Thanks for the tip. I programmed my vox remote to power on/off tv and receiver. I also programmed receiver volume.
FYI the receiver power on/off code s/b the same one that you use for the volume. I had codes that would change receiver volume but would not power off the receiver. I had to try multiple codes until both worked.


----------



## aaronwt (Jan 31, 2002)

I just use HDMI CEC. So when the Vox remote turns off the TV, the receiver also turns off.


----------



## Brad Moon (Feb 17, 2018)

Thank You to everyone that has had input. I have been looking for a way to do this for a long time. I was able to get both my TV ( LG ) and A/V Receiver ( Yamaha ) to turn on and off at the same time using the TV Pwr button on the Tivo Bolt Remote. I did it without using the HDMI CEC function. 
For those that may not know there remote programming well:
You will need to go to the Remote Control setup for A/V Volume and Mute to find a list of codes for your Brand of AV Receiver. Then you will use the instructions for Set TV Power ( holding the TIVO and Tv Pwr buttons for 5 sec ) 
Notes: I had already programmed the remote to control the TV Power and AV Receiver Volume and Mute. Also, when I first did this, the TV and Receiver were powering on and off opposite of each other. I just used my TV remote to turn it off while my Receiver was off. Then when I hit the TV Pwr button on my remote, they both started powering on and off together.


----------



## rob-NH (Nov 13, 2018)

Records of where elements appear:

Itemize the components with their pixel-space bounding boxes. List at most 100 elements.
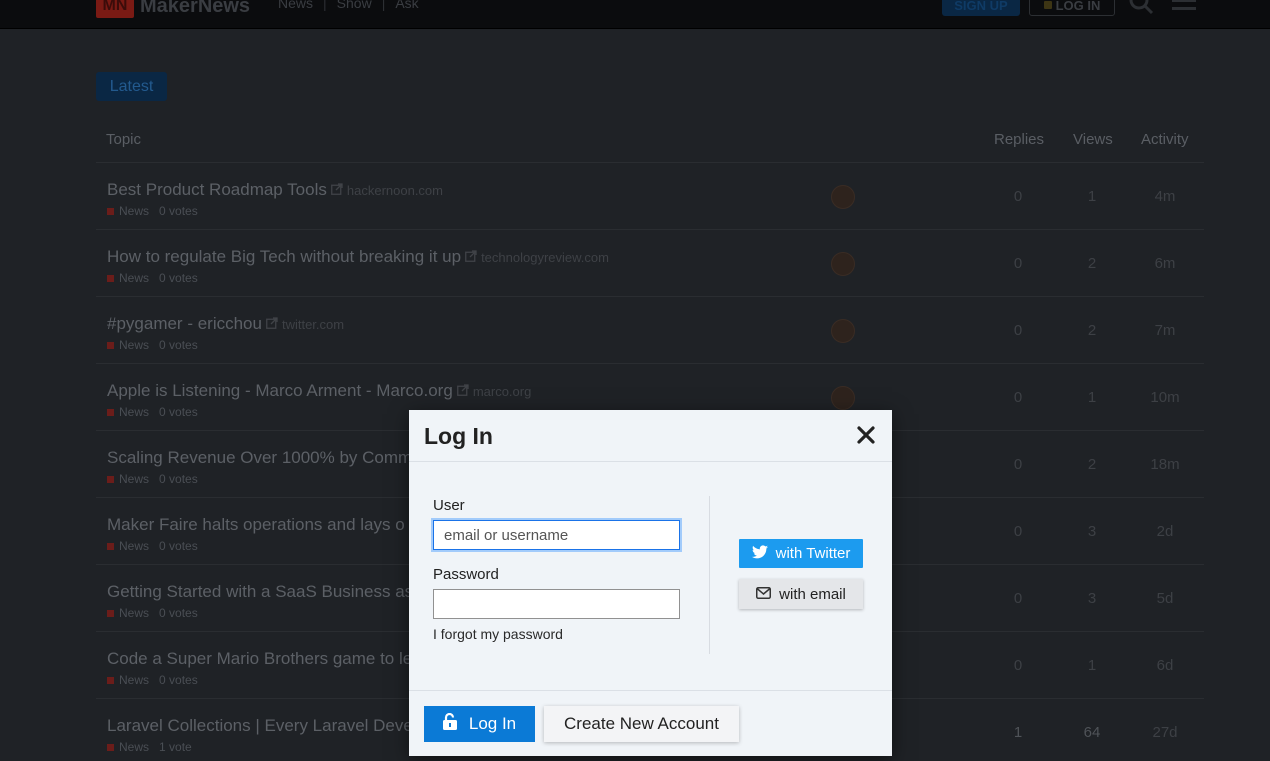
user-input[interactable] — [433, 520, 680, 550]
category-badge[interactable]: News — [107, 405, 149, 419]
login-with-twitter-button[interactable]: with Twitter — [739, 539, 863, 568]
topic-title-container: How to regulate Big Tech without breakin… — [107, 247, 609, 267]
tab-latest[interactable]: Latest — [96, 72, 167, 101]
user-label: User — [433, 497, 465, 514]
topic-title-container: Maker Faire halts operations and lays o — [107, 515, 405, 535]
close-icon[interactable] — [853, 422, 879, 448]
topic-title-link[interactable]: Getting Started with a SaaS Business as — [107, 582, 413, 601]
category-badge[interactable]: News — [107, 472, 149, 486]
category-label: News — [119, 740, 150, 754]
unlock-icon — [442, 712, 457, 735]
header-login-button[interactable]: LOG IN — [1029, 0, 1115, 16]
topic-title-link[interactable]: How to regulate Big Tech without breakin… — [107, 247, 461, 266]
category-color-swatch — [107, 476, 114, 483]
category-badge[interactable]: News — [107, 740, 149, 754]
table-row[interactable]: How to regulate Big Tech without breakin… — [96, 230, 1204, 297]
topic-domain[interactable]: hackernoon.com — [347, 183, 443, 198]
create-account-button[interactable]: Create New Account — [544, 706, 739, 742]
replies-count: 0 — [1013, 523, 1023, 540]
table-row[interactable]: #pygamer - ericchou twitter.com News 0 vo… — [96, 297, 1204, 364]
topic-title-link[interactable]: #pygamer - ericchou — [107, 314, 262, 333]
avatar[interactable] — [831, 252, 855, 276]
category-badge[interactable]: News — [107, 606, 149, 620]
activity-time[interactable]: 5d — [1135, 590, 1195, 607]
category-label: News — [119, 405, 150, 419]
category-badge[interactable]: News — [107, 271, 149, 285]
topic-title-link[interactable]: Scaling Revenue Over 1000% by Commu — [107, 448, 422, 467]
activity-time[interactable]: 18m — [1135, 456, 1195, 473]
password-input[interactable] — [433, 589, 680, 619]
email-button-label: with email — [779, 585, 846, 603]
modal-divider — [709, 496, 710, 654]
topic-meta: News 0 votes — [107, 673, 198, 687]
category-color-swatch — [107, 543, 114, 550]
topic-title-container: Apple is Listening - Marco Arment - Marc… — [107, 381, 531, 401]
replies-count: 0 — [1013, 322, 1023, 339]
topic-title-link[interactable]: Apple is Listening - Marco Arment - Marc… — [107, 381, 453, 400]
forgot-password-link[interactable]: I forgot my password — [433, 626, 563, 642]
category-badge[interactable]: News — [107, 204, 149, 218]
column-header-replies[interactable]: Replies — [994, 131, 1044, 148]
category-badge[interactable]: News — [107, 673, 149, 687]
topic-title-link[interactable]: Laravel Collections | Every Laravel Deve… — [107, 716, 417, 735]
views-count: 1 — [1087, 389, 1097, 406]
topic-meta: News 0 votes — [107, 472, 198, 486]
site-header: MN MakerNews News | Show | Ask SIGN UP L… — [0, 0, 1270, 29]
nav-link-show[interactable]: Show — [337, 0, 372, 11]
password-label: Password — [433, 566, 499, 583]
category-label: News — [119, 606, 150, 620]
login-modal: Log In User Password I forgot my passwor… — [409, 410, 892, 756]
replies-count: 0 — [1013, 456, 1023, 473]
signup-button[interactable]: SIGN UP — [942, 0, 1020, 16]
activity-time[interactable]: 6d — [1135, 657, 1195, 674]
modal-header: Log In — [409, 410, 892, 462]
views-count: 64 — [1083, 724, 1101, 741]
topic-domain[interactable]: twitter.com — [282, 317, 344, 332]
activity-time[interactable]: 27d — [1135, 724, 1195, 741]
vote-count: 0 votes — [159, 606, 198, 620]
activity-time[interactable]: 7m — [1135, 322, 1195, 339]
activity-time[interactable]: 10m — [1135, 389, 1195, 406]
category-color-swatch — [107, 610, 114, 617]
topic-title-container: Scaling Revenue Over 1000% by Commu — [107, 448, 422, 468]
category-color-swatch — [107, 342, 114, 349]
search-icon[interactable] — [1128, 0, 1154, 22]
topic-title-container: Best Product Roadmap Tools hackernoon.com — [107, 180, 443, 200]
activity-time[interactable]: 2d — [1135, 523, 1195, 540]
table-row[interactable]: Best Product Roadmap Tools hackernoon.com… — [96, 163, 1204, 230]
site-logo[interactable]: MN MakerNews — [96, 0, 250, 18]
avatar[interactable] — [831, 319, 855, 343]
activity-time[interactable]: 6m — [1135, 255, 1195, 272]
hamburger-menu-icon[interactable] — [1172, 0, 1198, 19]
modal-title: Log In — [424, 423, 493, 449]
column-header-views[interactable]: Views — [1073, 131, 1113, 148]
modal-footer: Log In Create New Account — [409, 690, 892, 756]
avatar[interactable] — [831, 185, 855, 209]
topic-domain[interactable]: marco.org — [473, 384, 532, 399]
topic-title-link[interactable]: Best Product Roadmap Tools — [107, 180, 327, 199]
topic-meta: News 0 votes — [107, 539, 198, 553]
nav-link-news[interactable]: News — [278, 0, 313, 11]
column-header-topic[interactable]: Topic — [106, 131, 141, 148]
topic-meta: News 0 votes — [107, 338, 198, 352]
login-with-email-button[interactable]: with email — [739, 579, 863, 609]
avatar[interactable] — [831, 386, 855, 410]
replies-count: 1 — [1013, 724, 1023, 741]
topic-title-link[interactable]: Code a Super Mario Brothers game to le — [107, 649, 412, 668]
category-color-swatch — [107, 275, 114, 282]
column-header-activity[interactable]: Activity — [1141, 131, 1189, 148]
vote-count: 0 votes — [159, 405, 198, 419]
category-badge[interactable]: News — [107, 539, 149, 553]
replies-count: 0 — [1013, 657, 1023, 674]
header-login-label: LOG IN — [1055, 0, 1101, 13]
topic-meta: News 0 votes — [107, 271, 198, 285]
topic-title-link[interactable]: Maker Faire halts operations and lays o — [107, 515, 405, 534]
views-count: 2 — [1087, 456, 1097, 473]
activity-time[interactable]: 4m — [1135, 188, 1195, 205]
category-badge[interactable]: News — [107, 338, 149, 352]
topic-title-container: Laravel Collections | Every Laravel Deve… — [107, 716, 417, 736]
replies-count: 0 — [1013, 188, 1023, 205]
topic-domain[interactable]: technologyreview.com — [481, 250, 609, 265]
login-submit-button[interactable]: Log In — [424, 706, 535, 742]
nav-link-ask[interactable]: Ask — [395, 0, 418, 11]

**Complete the following:**
1) Please reproduce the passage of the remote-programming thread between "Thank You to" and "for 5 sec )", inclusive.
2) Transcribe the lines of the records between the line holding "user-input[interactable] — [433, 520, 680, 550]" and the line holding "topic-title-link[interactable]: Getting Started", inclusive.

**Solutions to the problems:**
1)
Thank You to everyone that has had input. I have been looking for a way to do this for a long time. I was able to get both my TV ( LG ) and A/V Receiver ( Yamaha ) to turn on and off at the same time using the TV Pwr button on the Tivo Bolt Remote. I did it without using the HDMI CEC function. 
For those that may not know there remote programming well:
You will need to go to the Remote Control setup for A/V Volume and Mute to find a list of codes for your Brand of AV Receiver. Then you will use the instructions for Set TV Power ( holding the TIVO and Tv Pwr buttons for 5 sec )

2)
user-input[interactable] — [433, 520, 680, 550]
category-badge[interactable]: News — [107, 405, 149, 419]
login-with-twitter-button[interactable]: with Twitter — [739, 539, 863, 568]
topic-title-container: How to regulate Big Tech without breakin… — [107, 247, 609, 267]
tab-latest[interactable]: Latest — [96, 72, 167, 101]
user-label: User — [433, 497, 465, 514]
topic-title-container: Maker Faire halts operations and lays o — [107, 515, 405, 535]
close-icon[interactable] — [853, 422, 879, 448]
topic-title-link[interactable]: Getting Started with a SaaS Business as — [107, 582, 413, 601]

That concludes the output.